## [Ausgewählter Auszug]
>>>>>
Essen BGH-Urteil: Gaspreis-Erhöhungen von RWE sind unwirksam

Essen · Nun können Hunderttausende Kunden Preiserhöhungen der vergangenen Jahre anfechten, so die Verbraucherzentrale.

Der zweitgrößte deutsche Energiekonzern RWE hat eine Schlappe vor dem Bundesgerichtshof (BGH) erlitten. Die Richter erklärten Klauseln aus RWE-Gaslieferverträgen für unzulässig. Der Konzern habe den Kunden nicht klar und verständlich gemacht, aus welchen Gründen und nach welchem Modus Preise steigen können. Damit seien die Kunden schon bei Vertragsabschluss nicht hinreichend informiert worden, die Preiserhöhungen seien unzulässig, heißt es sinngemäß im Urteil (Az. VIII ZR 162/09). Konkret ging es um Klagen von 25 Gas-Kunden der früheren RWE Westfalen-Weser-Ems, die Preiserhöhungen zwischen 2004 und 2006 nicht akzeptiert und sich durch die Instanzen geklagt hatten. Sie haben nun Anspruch auf Rückzahlungen zwischen 260 und 1100 Euro. Insgesamt muss RWE gut 16 000 Euro erstatten.
<<<<<
## [Arbeitsmaterial]
>>>>>
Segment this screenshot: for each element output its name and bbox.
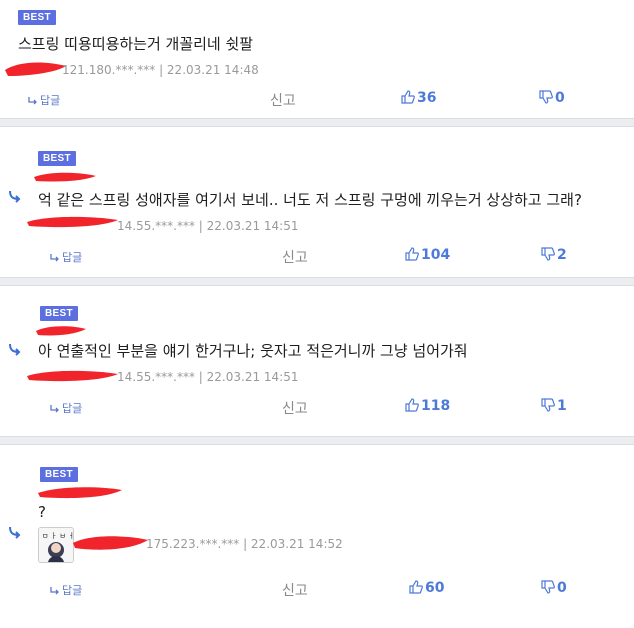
<<<<<
## [Folgendes bearbeiten]
1. Welchen Betrag muss RWE laut dem Artikel zum BGH-Urteil gegen RWE insgesamt erstatten?
2. Schreibe den Artikel zum BGH-Urteil gegen RWE im Anschluss an seinen letzten Satz weiter.

## [Antworten je Aufgabe]
1. Gut 16 000 Euro.

2.
Das Urteil geht nach Ansicht der Verbraucherzentrale NRW weit über diesen Kreis hinaus: "Eine Entscheidung mit weitreichenden Folgen. Wer Verträge mit gleich lautenden Klauseln geschlossen hat, kann nun ebenfalls Geld zurückverlangen." Die monierten Klauseln finden sich in Verträgen von Sonderkunden. Das sind in der Regel alle Kunden, die keinen Grundversorgervertrag haben – die Mehrheit der 13 Millionen Gaskunden in Deutschland. Allein RWE hat 240 000 Sondervertragskunden in Deutschland, branchenweit sind es zehn Millionen.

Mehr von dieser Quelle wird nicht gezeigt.